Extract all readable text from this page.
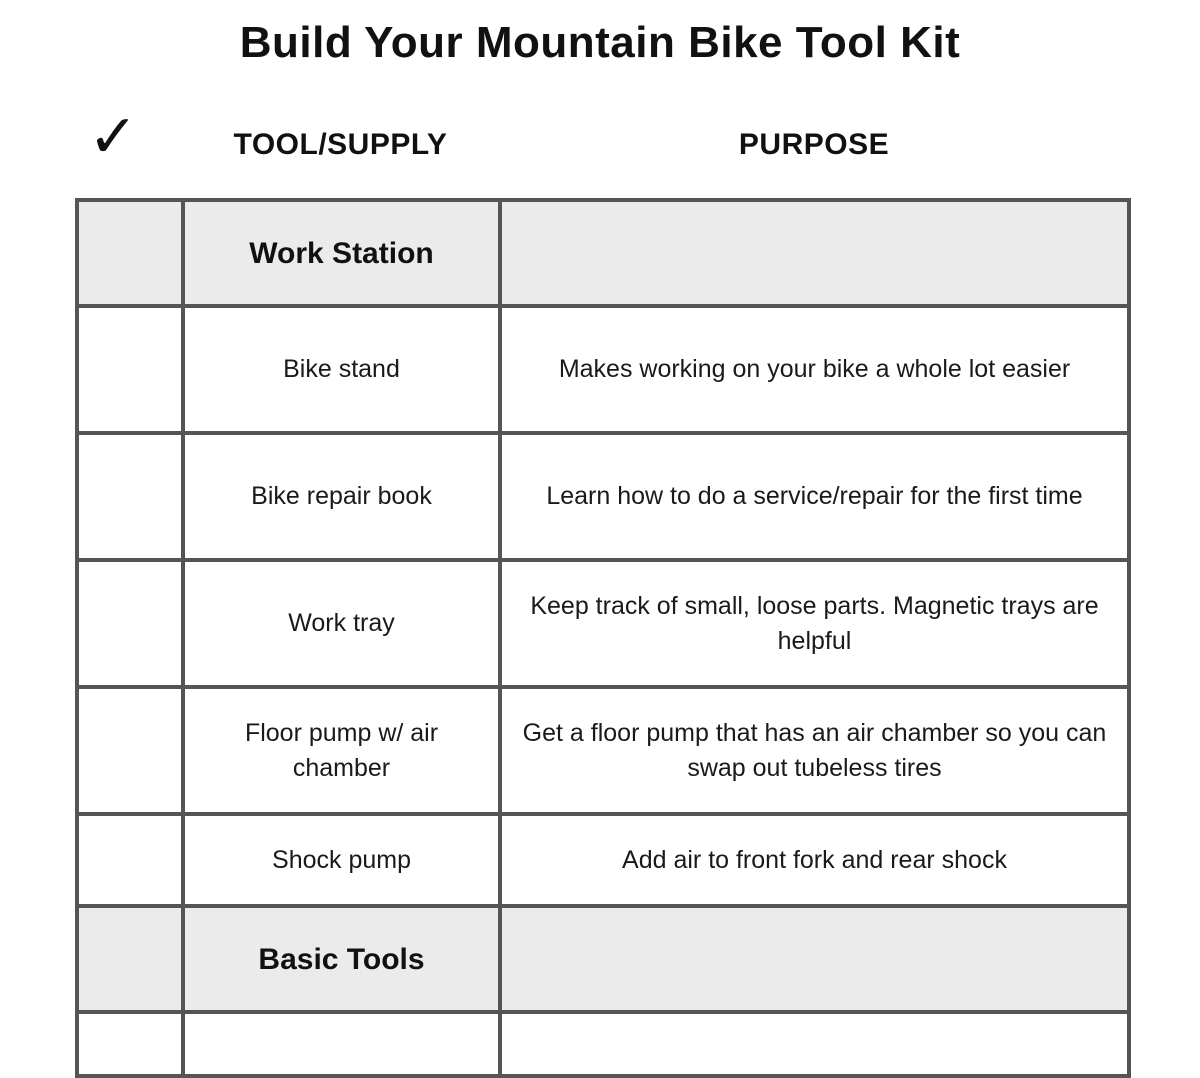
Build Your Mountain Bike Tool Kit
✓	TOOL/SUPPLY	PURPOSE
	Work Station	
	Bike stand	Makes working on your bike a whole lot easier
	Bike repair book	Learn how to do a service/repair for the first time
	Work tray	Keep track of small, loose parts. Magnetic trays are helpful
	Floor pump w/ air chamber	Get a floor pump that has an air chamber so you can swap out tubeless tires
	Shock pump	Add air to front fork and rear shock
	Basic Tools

--------------------

Exercise requirements:
Using the records above, list each line that includes "Bike".

Result of the exercise:
Build Your Mountain Bike Tool Kit
	Bike stand	Makes working on your bike a whole lot easier
	Bike repair book	Learn how to do a service/repair for the first time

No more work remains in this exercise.